What to do: Without any pictures, reproduce exactly the lines running from the line containing "Read all visible content and emit it as JSON." through the end of the entries.
......
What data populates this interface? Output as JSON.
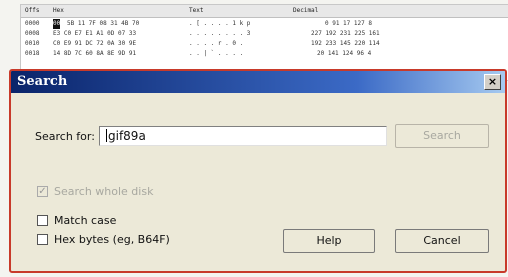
{
  "hex_view": {
    "header": {
      "offset": "Offs",
      "hex": "Hex",
      "text": "Text",
      "decimal": "Decimal"
    },
    "rows": [
      {
        "offset": "0000",
        "selected_byte": "00",
        "hex": "5B 11 7F 08 31 4B 70",
        "text": ". [ . . . . 1 k p",
        "decimal": "0   91   17 127   8"
      },
      {
        "offset": "0008",
        "selected_byte": "",
        "hex": "E3 C0 E7 E1 A1 0D 07 33",
        "text": ". . . . . . . . 3",
        "decimal": "227 192 231 225 161"
      },
      {
        "offset": "0010",
        "selected_byte": "",
        "hex": "C0 E9 91 DC 72 0A 30 9E",
        "text": ". . . . r . 0 .",
        "decimal": "192 233 145 220 114"
      },
      {
        "offset": "0018",
        "selected_byte": "",
        "hex": "14 8D 7C 60 8A 8E 9D 91",
        "text": ". . | ` . . . .",
        "decimal": "20 141 124  96   4"
      }
    ]
  },
  "dialog": {
    "title": "Search",
    "close_label": "×",
    "search_for_label": "Search for:",
    "search_value": "gif89a",
    "search_button": "Search",
    "search_whole_disk_label": "Search whole disk",
    "search_whole_disk_checked": true,
    "match_case_label": "Match case",
    "match_case_checked": false,
    "hex_bytes_label": "Hex bytes (eg, B64F)",
    "hex_bytes_checked": false,
    "help_button": "Help",
    "cancel_button": "Cancel"
  }
}
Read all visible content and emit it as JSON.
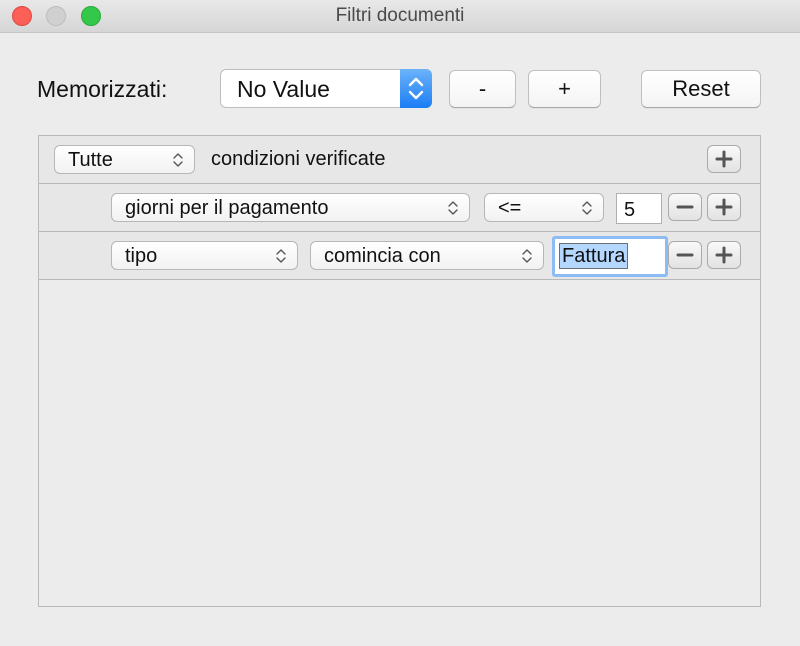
{
  "window": {
    "title": "Filtri documenti"
  },
  "toolbar": {
    "saved_label": "Memorizzati:",
    "saved_value": "No Value",
    "minus_label": "-",
    "plus_label": "+",
    "reset_label": "Reset"
  },
  "predicate": {
    "header": {
      "match": "Tutte",
      "text": "condizioni verificate"
    },
    "rows": [
      {
        "field": "giorni per il pagamento",
        "operator": "<=",
        "value": "5"
      },
      {
        "field": "tipo",
        "operator": "comincia con",
        "value": "Fattura"
      }
    ]
  },
  "colors": {
    "accent": "#1b7ef5",
    "selection": "#b3d7ff",
    "focus_ring": "#8cbcf3"
  },
  "icons": [
    "close-icon",
    "minimize-icon",
    "zoom-icon",
    "up-down-arrows-icon",
    "plus-icon",
    "minus-icon"
  ]
}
......
Solution for this problem:
Read all visible content and emit it as JSON.
{
  "window": {
    "title": "Filtri documenti"
  },
  "toolbar": {
    "saved_label": "Memorizzati:",
    "saved_value": "No Value",
    "minus_label": "-",
    "plus_label": "+",
    "reset_label": "Reset"
  },
  "predicate": {
    "header": {
      "match": "Tutte",
      "text": "condizioni verificate"
    },
    "rows": [
      {
        "field": "giorni per il pagamento",
        "operator": "<=",
        "value": "5"
      },
      {
        "field": "tipo",
        "operator": "comincia con",
        "value": "Fattura"
      }
    ]
  },
  "colors": {
    "accent": "#1b7ef5",
    "selection": "#b3d7ff",
    "focus_ring": "#8cbcf3"
  },
  "icons": [
    "close-icon",
    "minimize-icon",
    "zoom-icon",
    "up-down-arrows-icon",
    "plus-icon",
    "minus-icon"
  ]
}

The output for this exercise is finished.